» REQUIRED TASK
State how many lines of the entries hold the string "value". Reply with the number alone.

» TASK INPUT
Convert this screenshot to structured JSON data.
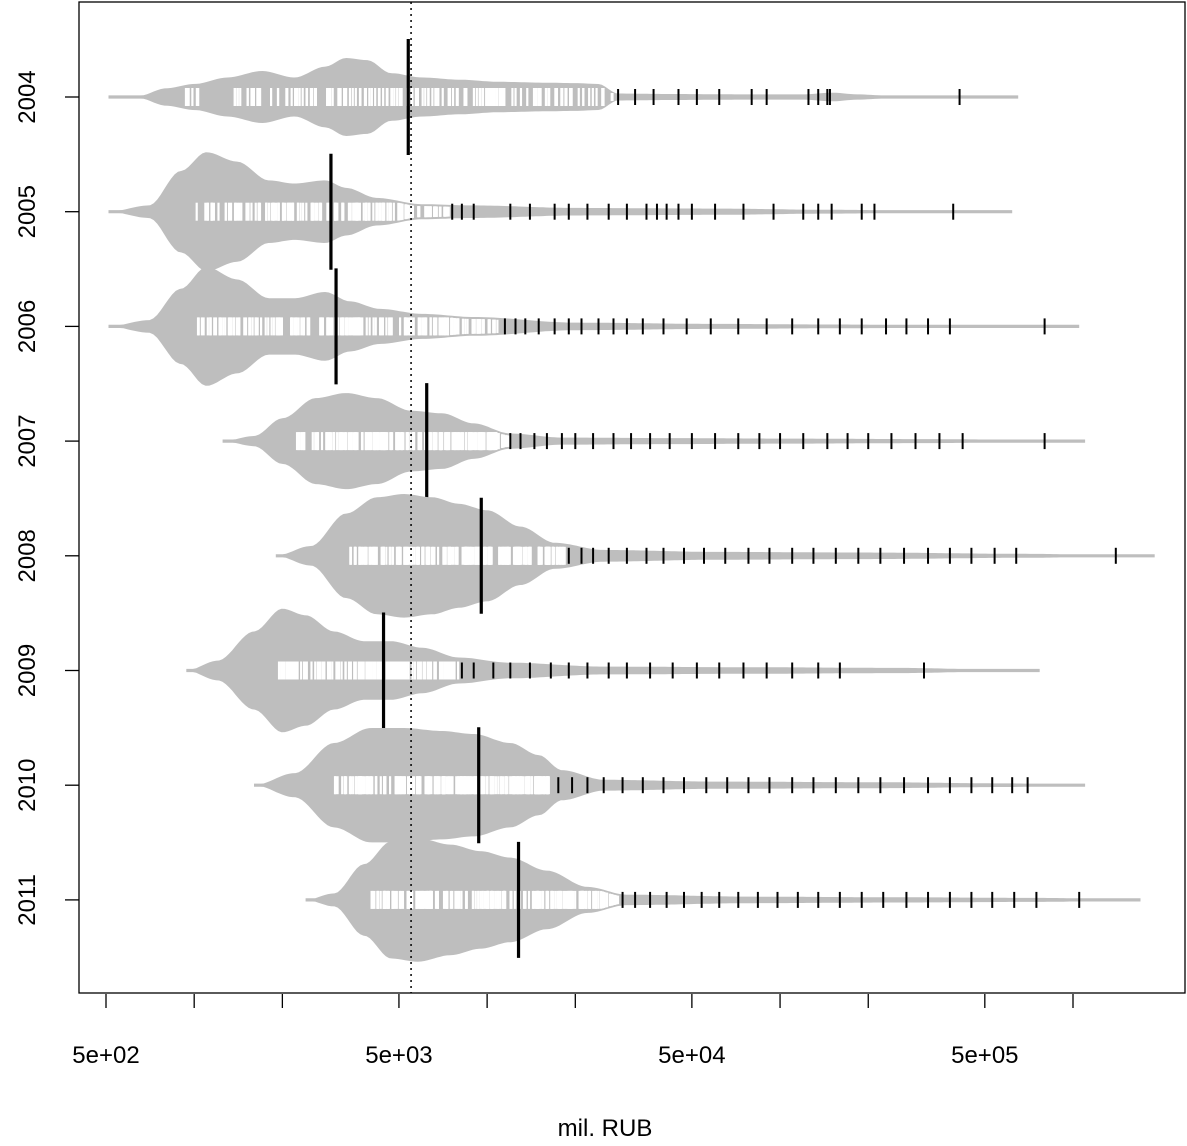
{
  "chart_data": {
    "type": "violin",
    "title": "",
    "xlabel": "mil. RUB",
    "ylabel": "",
    "x_scale": "log10",
    "xlim": [
      450,
      1500000
    ],
    "x_ticks": [
      500,
      1000,
      2000,
      5000,
      10000,
      20000,
      50000,
      100000,
      200000,
      500000,
      1000000
    ],
    "x_tick_labels": [
      {
        "value": 500,
        "label": "5e+02"
      },
      {
        "value": 5000,
        "label": "5e+03"
      },
      {
        "value": 50000,
        "label": "5e+04"
      },
      {
        "value": 500000,
        "label": "5e+05"
      }
    ],
    "reference_line": {
      "value": 5500,
      "style": "dotted"
    },
    "fill_color": "#bebebe",
    "rug_color_inside": "#ffffff",
    "rug_color_outside": "#000000",
    "median_color": "#000000",
    "categories": [
      "2004",
      "2005",
      "2006",
      "2007",
      "2008",
      "2009",
      "2010",
      "2011"
    ],
    "series": [
      {
        "name": "2004",
        "min": 510,
        "max": 650000,
        "median": 5380,
        "max_half_width_rel": 0.18,
        "density": [
          [
            510,
            0
          ],
          [
            650,
            0.03
          ],
          [
            800,
            0.2
          ],
          [
            1000,
            0.3
          ],
          [
            1300,
            0.45
          ],
          [
            1700,
            0.6
          ],
          [
            2200,
            0.45
          ],
          [
            2800,
            0.7
          ],
          [
            3300,
            0.9
          ],
          [
            3900,
            0.85
          ],
          [
            4700,
            0.55
          ],
          [
            6000,
            0.45
          ],
          [
            8000,
            0.4
          ],
          [
            11000,
            0.35
          ],
          [
            16000,
            0.33
          ],
          [
            20000,
            0.32
          ],
          [
            24000,
            0.3
          ],
          [
            28000,
            0.08
          ],
          [
            40000,
            0.07
          ],
          [
            80000,
            0.06
          ],
          [
            120000,
            0.06
          ],
          [
            150000,
            0.1
          ],
          [
            185000,
            0.06
          ],
          [
            250000,
            0.02
          ],
          [
            400000,
            0.01
          ],
          [
            650000,
            0
          ]
        ],
        "rug_min": 900,
        "rug_cut": 27000,
        "rug_max": 150000,
        "rug_count": 170,
        "outliers": [
          28000,
          32000,
          37000,
          45000,
          52000,
          62000,
          80000,
          90000,
          125000,
          135000,
          145000,
          148000,
          410000
        ]
      },
      {
        "name": "2005",
        "min": 510,
        "max": 620000,
        "median": 2930,
        "max_half_width_rel": 0.26,
        "density": [
          [
            510,
            0
          ],
          [
            700,
            0.1
          ],
          [
            900,
            0.65
          ],
          [
            1100,
            0.95
          ],
          [
            1400,
            0.8
          ],
          [
            1800,
            0.5
          ],
          [
            2200,
            0.45
          ],
          [
            2800,
            0.5
          ],
          [
            3300,
            0.38
          ],
          [
            4200,
            0.22
          ],
          [
            6000,
            0.12
          ],
          [
            9000,
            0.1
          ],
          [
            20000,
            0.06
          ],
          [
            60000,
            0.05
          ],
          [
            150000,
            0.03
          ],
          [
            300000,
            0.02
          ],
          [
            620000,
            0
          ]
        ],
        "rug_min": 1000,
        "rug_cut": 7500,
        "rug_max": 400000,
        "rug_count": 150,
        "outliers": [
          7600,
          8200,
          9000,
          12000,
          14000,
          17000,
          19000,
          22000,
          26000,
          30000,
          35000,
          38000,
          41000,
          45000,
          50000,
          60000,
          75000,
          95000,
          120000,
          135000,
          150000,
          190000,
          210000,
          390000
        ]
      },
      {
        "name": "2006",
        "min": 510,
        "max": 1050000,
        "median": 3050,
        "max_half_width_rel": 0.26,
        "density": [
          [
            510,
            0
          ],
          [
            700,
            0.1
          ],
          [
            900,
            0.6
          ],
          [
            1100,
            0.95
          ],
          [
            1400,
            0.75
          ],
          [
            1800,
            0.45
          ],
          [
            2200,
            0.45
          ],
          [
            2800,
            0.55
          ],
          [
            3400,
            0.4
          ],
          [
            4300,
            0.28
          ],
          [
            6000,
            0.2
          ],
          [
            9000,
            0.15
          ],
          [
            20000,
            0.06
          ],
          [
            60000,
            0.04
          ],
          [
            150000,
            0.03
          ],
          [
            400000,
            0.02
          ],
          [
            1050000,
            0
          ]
        ],
        "rug_min": 1000,
        "rug_cut": 11000,
        "rug_max": 800000,
        "rug_count": 170,
        "outliers": [
          11500,
          12500,
          13500,
          15000,
          17000,
          19000,
          21000,
          24000,
          27000,
          30000,
          34000,
          40000,
          48000,
          58000,
          72000,
          90000,
          110000,
          135000,
          160000,
          190000,
          230000,
          270000,
          320000,
          380000,
          800000
        ]
      },
      {
        "name": "2007",
        "min": 1250,
        "max": 1100000,
        "median": 6220,
        "max_half_width_rel": 0.21,
        "density": [
          [
            1250,
            0
          ],
          [
            1600,
            0.1
          ],
          [
            2000,
            0.45
          ],
          [
            2600,
            0.85
          ],
          [
            3300,
            0.95
          ],
          [
            4200,
            0.85
          ],
          [
            5500,
            0.6
          ],
          [
            7000,
            0.55
          ],
          [
            9000,
            0.35
          ],
          [
            12000,
            0.15
          ],
          [
            18000,
            0.07
          ],
          [
            40000,
            0.06
          ],
          [
            100000,
            0.05
          ],
          [
            300000,
            0.04
          ],
          [
            600000,
            0.03
          ],
          [
            1100000,
            0
          ]
        ],
        "rug_min": 2200,
        "rug_cut": 12000,
        "rug_max": 800000,
        "rug_count": 170,
        "outliers": [
          12000,
          13000,
          14500,
          16000,
          18000,
          20000,
          23000,
          27000,
          31000,
          36000,
          42000,
          50000,
          60000,
          72000,
          85000,
          100000,
          120000,
          145000,
          170000,
          200000,
          240000,
          290000,
          350000,
          420000,
          800000
        ]
      },
      {
        "name": "2008",
        "min": 1900,
        "max": 1900000,
        "median": 9550,
        "max_half_width_rel": 0.27,
        "density": [
          [
            1900,
            0
          ],
          [
            2500,
            0.15
          ],
          [
            3300,
            0.65
          ],
          [
            4200,
            0.9
          ],
          [
            5200,
            0.95
          ],
          [
            6500,
            0.9
          ],
          [
            8000,
            0.8
          ],
          [
            10000,
            0.7
          ],
          [
            13000,
            0.45
          ],
          [
            17000,
            0.2
          ],
          [
            25000,
            0.09
          ],
          [
            60000,
            0.06
          ],
          [
            200000,
            0.05
          ],
          [
            700000,
            0.03
          ],
          [
            1900000,
            0
          ]
        ],
        "rug_min": 3400,
        "rug_cut": 19000,
        "rug_max": 1400000,
        "rug_count": 190,
        "outliers": [
          19000,
          21000,
          23000,
          26000,
          30000,
          35000,
          40000,
          47000,
          55000,
          65000,
          78000,
          92000,
          110000,
          130000,
          155000,
          185000,
          220000,
          265000,
          320000,
          380000,
          450000,
          540000,
          640000,
          1400000
        ]
      },
      {
        "name": "2009",
        "min": 940,
        "max": 770000,
        "median": 4430,
        "max_half_width_rel": 0.27,
        "density": [
          [
            940,
            0
          ],
          [
            1200,
            0.15
          ],
          [
            1600,
            0.6
          ],
          [
            2000,
            0.95
          ],
          [
            2400,
            0.85
          ],
          [
            3000,
            0.6
          ],
          [
            3800,
            0.45
          ],
          [
            4700,
            0.45
          ],
          [
            6000,
            0.35
          ],
          [
            8000,
            0.2
          ],
          [
            12000,
            0.12
          ],
          [
            25000,
            0.06
          ],
          [
            80000,
            0.05
          ],
          [
            250000,
            0.04
          ],
          [
            770000,
            0
          ]
        ],
        "rug_min": 1900,
        "rug_cut": 8000,
        "rug_max": 310000,
        "rug_count": 150,
        "outliers": [
          8200,
          9000,
          10500,
          12000,
          14000,
          16500,
          19000,
          22000,
          26000,
          30000,
          36000,
          43000,
          52000,
          62000,
          75000,
          90000,
          110000,
          135000,
          160000,
          310000
        ]
      },
      {
        "name": "2010",
        "min": 1600,
        "max": 1100000,
        "median": 9360,
        "max_half_width_rel": 0.25,
        "density": [
          [
            1600,
            0
          ],
          [
            2200,
            0.2
          ],
          [
            3000,
            0.7
          ],
          [
            4000,
            0.95
          ],
          [
            5200,
            0.95
          ],
          [
            7000,
            0.9
          ],
          [
            9000,
            0.85
          ],
          [
            12000,
            0.7
          ],
          [
            15000,
            0.5
          ],
          [
            18000,
            0.25
          ],
          [
            25000,
            0.09
          ],
          [
            60000,
            0.06
          ],
          [
            200000,
            0.05
          ],
          [
            600000,
            0.03
          ],
          [
            1100000,
            0
          ]
        ],
        "rug_min": 3000,
        "rug_cut": 17000,
        "rug_max": 700000,
        "rug_count": 190,
        "outliers": [
          17500,
          19500,
          22000,
          25000,
          29000,
          34000,
          40000,
          47000,
          56000,
          66000,
          78000,
          92000,
          110000,
          130000,
          155000,
          185000,
          220000,
          265000,
          320000,
          380000,
          450000,
          530000,
          620000,
          700000
        ]
      },
      {
        "name": "2011",
        "min": 2400,
        "max": 1700000,
        "median": 12800,
        "max_half_width_rel": 0.27,
        "density": [
          [
            2400,
            0
          ],
          [
            3000,
            0.1
          ],
          [
            3800,
            0.55
          ],
          [
            4700,
            0.9
          ],
          [
            5800,
            0.95
          ],
          [
            7500,
            0.85
          ],
          [
            9500,
            0.75
          ],
          [
            12000,
            0.65
          ],
          [
            16000,
            0.45
          ],
          [
            22000,
            0.2
          ],
          [
            30000,
            0.08
          ],
          [
            80000,
            0.05
          ],
          [
            250000,
            0.04
          ],
          [
            800000,
            0.03
          ],
          [
            1700000,
            0
          ]
        ],
        "rug_min": 4000,
        "rug_cut": 28000,
        "rug_max": 1050000,
        "rug_count": 180,
        "outliers": [
          29000,
          32000,
          36000,
          41000,
          47000,
          54000,
          62000,
          72000,
          84000,
          98000,
          115000,
          135000,
          160000,
          190000,
          225000,
          270000,
          320000,
          380000,
          450000,
          530000,
          630000,
          750000,
          1050000
        ]
      }
    ]
  }
}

» EXERCISE SOLUTION
5